Lines of data
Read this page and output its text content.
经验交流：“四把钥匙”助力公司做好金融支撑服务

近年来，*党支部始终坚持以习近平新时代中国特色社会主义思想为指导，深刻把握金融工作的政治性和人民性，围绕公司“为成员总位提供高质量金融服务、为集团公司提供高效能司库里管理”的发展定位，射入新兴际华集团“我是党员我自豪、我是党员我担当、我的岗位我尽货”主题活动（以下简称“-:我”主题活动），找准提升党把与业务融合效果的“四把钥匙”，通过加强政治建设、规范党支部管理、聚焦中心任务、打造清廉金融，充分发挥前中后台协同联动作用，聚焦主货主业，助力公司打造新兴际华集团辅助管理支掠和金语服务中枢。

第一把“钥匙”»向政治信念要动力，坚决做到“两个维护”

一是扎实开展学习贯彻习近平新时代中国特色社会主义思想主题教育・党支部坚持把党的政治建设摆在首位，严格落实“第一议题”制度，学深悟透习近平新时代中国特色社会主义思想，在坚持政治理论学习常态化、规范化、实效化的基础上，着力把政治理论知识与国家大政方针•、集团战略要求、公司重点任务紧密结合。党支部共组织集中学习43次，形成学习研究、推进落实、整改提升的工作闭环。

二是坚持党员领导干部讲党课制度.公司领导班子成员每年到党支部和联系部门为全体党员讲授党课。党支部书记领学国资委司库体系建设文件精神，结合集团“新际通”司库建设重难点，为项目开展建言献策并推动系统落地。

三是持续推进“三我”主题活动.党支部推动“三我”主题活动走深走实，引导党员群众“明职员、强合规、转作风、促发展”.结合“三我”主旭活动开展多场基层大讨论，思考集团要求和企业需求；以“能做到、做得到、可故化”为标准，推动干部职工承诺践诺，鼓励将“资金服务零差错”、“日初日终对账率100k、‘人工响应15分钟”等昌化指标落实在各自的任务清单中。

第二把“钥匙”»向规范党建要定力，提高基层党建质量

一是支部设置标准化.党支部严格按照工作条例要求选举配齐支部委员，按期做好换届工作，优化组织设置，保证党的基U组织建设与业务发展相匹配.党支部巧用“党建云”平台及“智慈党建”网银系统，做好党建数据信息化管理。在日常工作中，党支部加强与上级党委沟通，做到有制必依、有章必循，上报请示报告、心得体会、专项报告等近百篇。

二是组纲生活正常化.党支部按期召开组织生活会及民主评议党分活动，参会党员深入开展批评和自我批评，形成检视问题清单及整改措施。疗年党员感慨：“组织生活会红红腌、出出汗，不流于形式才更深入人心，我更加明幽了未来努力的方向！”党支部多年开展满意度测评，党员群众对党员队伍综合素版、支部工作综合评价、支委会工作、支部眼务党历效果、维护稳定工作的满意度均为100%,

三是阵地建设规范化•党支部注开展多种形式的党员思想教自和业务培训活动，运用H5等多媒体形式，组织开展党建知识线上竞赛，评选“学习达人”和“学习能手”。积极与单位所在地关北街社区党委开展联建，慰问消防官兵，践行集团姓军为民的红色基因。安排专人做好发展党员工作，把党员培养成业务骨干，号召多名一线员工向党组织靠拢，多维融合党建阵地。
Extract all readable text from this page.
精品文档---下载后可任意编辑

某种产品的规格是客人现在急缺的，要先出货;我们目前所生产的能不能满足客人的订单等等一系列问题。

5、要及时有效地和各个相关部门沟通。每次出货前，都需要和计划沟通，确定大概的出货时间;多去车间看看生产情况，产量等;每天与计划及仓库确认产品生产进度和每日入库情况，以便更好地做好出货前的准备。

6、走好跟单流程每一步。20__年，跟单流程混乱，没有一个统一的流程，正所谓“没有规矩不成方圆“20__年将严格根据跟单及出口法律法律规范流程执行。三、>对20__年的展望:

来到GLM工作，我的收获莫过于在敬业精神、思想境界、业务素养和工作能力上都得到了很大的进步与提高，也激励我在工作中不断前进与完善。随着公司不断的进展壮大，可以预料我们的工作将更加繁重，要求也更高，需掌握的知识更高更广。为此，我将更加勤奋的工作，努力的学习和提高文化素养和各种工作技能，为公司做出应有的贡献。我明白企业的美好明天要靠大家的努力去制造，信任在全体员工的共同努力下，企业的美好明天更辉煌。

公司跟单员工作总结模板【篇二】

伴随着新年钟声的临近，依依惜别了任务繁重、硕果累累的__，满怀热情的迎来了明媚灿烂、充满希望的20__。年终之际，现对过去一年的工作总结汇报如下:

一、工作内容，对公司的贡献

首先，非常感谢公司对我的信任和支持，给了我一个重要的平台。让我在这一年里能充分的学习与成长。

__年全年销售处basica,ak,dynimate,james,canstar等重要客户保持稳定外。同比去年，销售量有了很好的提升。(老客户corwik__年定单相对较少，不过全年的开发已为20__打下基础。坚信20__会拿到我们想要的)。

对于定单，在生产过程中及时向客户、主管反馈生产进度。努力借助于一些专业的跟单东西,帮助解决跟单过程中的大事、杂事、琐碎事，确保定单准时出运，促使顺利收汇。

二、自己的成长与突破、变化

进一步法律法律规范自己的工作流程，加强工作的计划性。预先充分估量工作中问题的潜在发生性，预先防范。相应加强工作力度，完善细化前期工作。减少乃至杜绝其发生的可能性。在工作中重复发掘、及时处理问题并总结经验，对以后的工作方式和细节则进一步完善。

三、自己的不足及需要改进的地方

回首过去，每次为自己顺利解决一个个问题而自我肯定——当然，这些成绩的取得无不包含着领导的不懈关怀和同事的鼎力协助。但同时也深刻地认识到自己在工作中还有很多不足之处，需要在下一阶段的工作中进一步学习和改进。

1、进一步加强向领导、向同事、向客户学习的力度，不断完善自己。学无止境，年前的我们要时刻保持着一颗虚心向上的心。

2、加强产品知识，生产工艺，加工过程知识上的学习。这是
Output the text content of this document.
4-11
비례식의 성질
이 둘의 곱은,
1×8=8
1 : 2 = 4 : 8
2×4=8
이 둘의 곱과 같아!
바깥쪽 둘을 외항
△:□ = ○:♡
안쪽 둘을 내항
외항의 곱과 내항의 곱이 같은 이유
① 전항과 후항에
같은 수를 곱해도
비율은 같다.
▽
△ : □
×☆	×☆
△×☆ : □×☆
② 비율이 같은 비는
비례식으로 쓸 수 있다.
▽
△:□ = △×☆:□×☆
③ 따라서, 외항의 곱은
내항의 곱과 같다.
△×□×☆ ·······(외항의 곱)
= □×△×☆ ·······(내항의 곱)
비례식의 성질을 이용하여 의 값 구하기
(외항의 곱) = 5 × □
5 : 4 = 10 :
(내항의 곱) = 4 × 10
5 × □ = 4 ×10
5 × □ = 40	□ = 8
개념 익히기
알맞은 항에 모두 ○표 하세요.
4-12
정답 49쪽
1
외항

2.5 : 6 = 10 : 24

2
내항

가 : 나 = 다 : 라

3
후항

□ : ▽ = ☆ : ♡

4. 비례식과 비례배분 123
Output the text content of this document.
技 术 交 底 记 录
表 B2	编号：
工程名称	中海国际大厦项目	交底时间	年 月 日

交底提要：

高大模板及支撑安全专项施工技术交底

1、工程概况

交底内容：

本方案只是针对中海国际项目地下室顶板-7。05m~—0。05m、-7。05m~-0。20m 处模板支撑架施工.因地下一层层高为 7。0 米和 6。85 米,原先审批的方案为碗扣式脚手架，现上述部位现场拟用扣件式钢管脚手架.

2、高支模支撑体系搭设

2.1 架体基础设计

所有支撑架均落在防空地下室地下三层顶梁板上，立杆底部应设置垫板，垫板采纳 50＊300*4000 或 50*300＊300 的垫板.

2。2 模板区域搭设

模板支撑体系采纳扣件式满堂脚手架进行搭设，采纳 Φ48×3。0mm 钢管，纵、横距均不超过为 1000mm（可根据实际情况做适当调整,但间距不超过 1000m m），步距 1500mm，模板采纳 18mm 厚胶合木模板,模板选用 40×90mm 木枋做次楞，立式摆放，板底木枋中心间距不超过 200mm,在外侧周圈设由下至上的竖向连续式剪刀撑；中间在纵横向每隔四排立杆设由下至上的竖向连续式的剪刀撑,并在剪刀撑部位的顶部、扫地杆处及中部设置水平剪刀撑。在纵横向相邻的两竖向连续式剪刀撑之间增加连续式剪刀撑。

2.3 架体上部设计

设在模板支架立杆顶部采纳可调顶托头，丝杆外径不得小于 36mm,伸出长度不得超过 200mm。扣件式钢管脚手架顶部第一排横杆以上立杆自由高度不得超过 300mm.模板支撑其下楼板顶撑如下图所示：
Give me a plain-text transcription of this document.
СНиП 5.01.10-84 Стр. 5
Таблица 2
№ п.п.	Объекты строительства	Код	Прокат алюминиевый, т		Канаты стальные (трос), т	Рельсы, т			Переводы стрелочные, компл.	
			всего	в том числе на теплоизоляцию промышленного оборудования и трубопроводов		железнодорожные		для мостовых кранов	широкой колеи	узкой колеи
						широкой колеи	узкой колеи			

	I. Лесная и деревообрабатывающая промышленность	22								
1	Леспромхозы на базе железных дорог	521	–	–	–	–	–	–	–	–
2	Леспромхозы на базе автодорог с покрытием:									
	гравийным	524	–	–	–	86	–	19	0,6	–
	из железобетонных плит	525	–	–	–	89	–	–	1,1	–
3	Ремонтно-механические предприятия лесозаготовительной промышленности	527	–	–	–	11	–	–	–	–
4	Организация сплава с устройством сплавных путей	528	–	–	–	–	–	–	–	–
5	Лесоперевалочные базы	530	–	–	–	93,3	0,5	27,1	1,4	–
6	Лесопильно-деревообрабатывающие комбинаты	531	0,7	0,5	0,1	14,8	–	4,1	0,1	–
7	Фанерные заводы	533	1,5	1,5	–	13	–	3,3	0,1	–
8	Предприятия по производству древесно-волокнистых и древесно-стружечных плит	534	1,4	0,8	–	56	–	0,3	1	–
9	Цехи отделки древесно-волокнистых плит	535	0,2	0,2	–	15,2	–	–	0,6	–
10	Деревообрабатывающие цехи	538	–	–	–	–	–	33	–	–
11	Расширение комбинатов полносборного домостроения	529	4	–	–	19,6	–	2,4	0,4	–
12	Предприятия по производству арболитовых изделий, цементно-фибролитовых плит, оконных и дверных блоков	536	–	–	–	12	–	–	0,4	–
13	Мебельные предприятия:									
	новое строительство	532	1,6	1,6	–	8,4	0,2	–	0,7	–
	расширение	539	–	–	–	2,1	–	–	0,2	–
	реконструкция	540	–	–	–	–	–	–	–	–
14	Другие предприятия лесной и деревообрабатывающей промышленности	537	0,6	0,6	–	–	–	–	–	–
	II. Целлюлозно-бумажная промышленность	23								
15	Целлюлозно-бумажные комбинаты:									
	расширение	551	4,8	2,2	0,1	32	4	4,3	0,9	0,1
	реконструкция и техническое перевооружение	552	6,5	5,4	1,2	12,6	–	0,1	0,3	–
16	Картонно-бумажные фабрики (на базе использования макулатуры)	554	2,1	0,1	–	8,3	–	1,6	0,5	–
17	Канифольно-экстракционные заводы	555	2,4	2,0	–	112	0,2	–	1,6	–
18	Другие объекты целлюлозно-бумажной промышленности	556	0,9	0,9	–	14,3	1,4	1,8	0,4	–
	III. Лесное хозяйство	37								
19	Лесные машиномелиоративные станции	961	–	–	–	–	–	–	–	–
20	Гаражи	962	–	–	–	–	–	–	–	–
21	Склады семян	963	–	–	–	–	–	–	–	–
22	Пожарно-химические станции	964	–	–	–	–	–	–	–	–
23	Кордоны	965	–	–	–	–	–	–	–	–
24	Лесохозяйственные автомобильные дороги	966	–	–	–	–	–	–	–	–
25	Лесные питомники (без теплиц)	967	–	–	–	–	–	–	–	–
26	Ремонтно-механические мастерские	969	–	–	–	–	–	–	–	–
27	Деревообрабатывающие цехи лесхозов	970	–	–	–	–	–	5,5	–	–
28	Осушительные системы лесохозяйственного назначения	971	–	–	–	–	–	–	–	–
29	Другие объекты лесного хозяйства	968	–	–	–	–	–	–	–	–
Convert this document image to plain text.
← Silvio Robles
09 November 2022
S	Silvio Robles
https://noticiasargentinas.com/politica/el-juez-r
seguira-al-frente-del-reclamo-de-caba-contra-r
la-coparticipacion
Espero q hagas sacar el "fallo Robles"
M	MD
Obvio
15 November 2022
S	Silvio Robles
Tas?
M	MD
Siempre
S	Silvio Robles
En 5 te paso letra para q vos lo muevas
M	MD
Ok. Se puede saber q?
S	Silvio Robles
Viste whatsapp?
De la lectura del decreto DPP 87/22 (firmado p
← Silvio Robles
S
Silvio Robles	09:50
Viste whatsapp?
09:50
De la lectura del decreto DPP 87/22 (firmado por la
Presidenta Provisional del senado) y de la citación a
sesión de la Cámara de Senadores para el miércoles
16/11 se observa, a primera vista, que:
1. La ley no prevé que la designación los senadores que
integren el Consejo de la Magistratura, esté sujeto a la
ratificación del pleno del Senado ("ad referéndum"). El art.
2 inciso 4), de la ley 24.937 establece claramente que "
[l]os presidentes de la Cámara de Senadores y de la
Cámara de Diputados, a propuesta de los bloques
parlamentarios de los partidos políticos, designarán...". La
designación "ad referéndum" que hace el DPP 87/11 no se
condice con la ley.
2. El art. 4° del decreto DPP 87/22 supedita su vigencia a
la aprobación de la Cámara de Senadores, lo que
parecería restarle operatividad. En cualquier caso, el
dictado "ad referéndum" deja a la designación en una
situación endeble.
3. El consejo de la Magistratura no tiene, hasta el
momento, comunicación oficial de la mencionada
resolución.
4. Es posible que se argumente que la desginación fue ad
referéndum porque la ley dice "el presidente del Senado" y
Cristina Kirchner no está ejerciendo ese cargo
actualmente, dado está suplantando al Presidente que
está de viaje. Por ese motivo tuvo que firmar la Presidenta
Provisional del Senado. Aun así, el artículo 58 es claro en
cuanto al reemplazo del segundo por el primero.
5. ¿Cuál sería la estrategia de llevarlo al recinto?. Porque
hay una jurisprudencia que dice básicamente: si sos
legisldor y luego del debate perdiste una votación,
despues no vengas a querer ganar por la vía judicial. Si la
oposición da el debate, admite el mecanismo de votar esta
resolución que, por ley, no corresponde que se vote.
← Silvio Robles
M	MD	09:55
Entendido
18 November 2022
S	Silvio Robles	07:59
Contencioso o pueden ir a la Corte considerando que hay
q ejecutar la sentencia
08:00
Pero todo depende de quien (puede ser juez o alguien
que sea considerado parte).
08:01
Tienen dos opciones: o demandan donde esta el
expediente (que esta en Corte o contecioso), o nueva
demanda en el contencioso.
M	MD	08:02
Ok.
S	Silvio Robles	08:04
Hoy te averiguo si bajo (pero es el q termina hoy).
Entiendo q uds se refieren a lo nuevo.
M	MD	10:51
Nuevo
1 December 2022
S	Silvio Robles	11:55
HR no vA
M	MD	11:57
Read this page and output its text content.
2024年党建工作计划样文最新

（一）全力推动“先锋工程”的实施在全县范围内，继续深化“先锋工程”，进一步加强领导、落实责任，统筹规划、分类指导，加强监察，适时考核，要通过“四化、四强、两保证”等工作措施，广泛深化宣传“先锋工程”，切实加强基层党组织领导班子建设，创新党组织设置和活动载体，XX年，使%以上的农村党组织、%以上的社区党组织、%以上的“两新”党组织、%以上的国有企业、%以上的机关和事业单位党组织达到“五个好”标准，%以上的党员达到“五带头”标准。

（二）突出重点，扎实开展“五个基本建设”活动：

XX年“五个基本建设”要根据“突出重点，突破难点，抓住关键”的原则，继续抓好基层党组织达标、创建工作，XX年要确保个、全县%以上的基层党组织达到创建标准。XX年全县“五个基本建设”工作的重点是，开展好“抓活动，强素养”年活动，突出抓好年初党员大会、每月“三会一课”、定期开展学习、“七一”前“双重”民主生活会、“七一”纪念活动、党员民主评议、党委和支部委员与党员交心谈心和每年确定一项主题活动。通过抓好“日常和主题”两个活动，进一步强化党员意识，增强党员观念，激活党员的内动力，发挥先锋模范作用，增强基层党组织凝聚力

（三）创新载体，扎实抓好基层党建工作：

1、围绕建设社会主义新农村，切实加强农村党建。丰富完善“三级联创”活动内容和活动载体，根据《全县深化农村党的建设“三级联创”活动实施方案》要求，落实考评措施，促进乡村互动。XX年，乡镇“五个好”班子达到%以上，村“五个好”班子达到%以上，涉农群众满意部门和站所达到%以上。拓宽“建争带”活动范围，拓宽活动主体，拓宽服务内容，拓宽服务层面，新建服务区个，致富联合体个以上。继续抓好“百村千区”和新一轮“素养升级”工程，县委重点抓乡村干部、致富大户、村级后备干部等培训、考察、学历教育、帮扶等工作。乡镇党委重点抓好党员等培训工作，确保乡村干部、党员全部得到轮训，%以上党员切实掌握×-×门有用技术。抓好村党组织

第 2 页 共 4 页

§ WHAT YOU ARE ASKED TO DO
Pick out all lines containing the string "referéndum".

§ FINISHED TASK
ratificación del pleno del Senado ("ad referéndum"). El art.
designación "ad referéndum" que hace el DPP 87/11 no se
dictado "ad referéndum" deja a la designación en una
referéndum porque la ley dice "el presidente del Senado" y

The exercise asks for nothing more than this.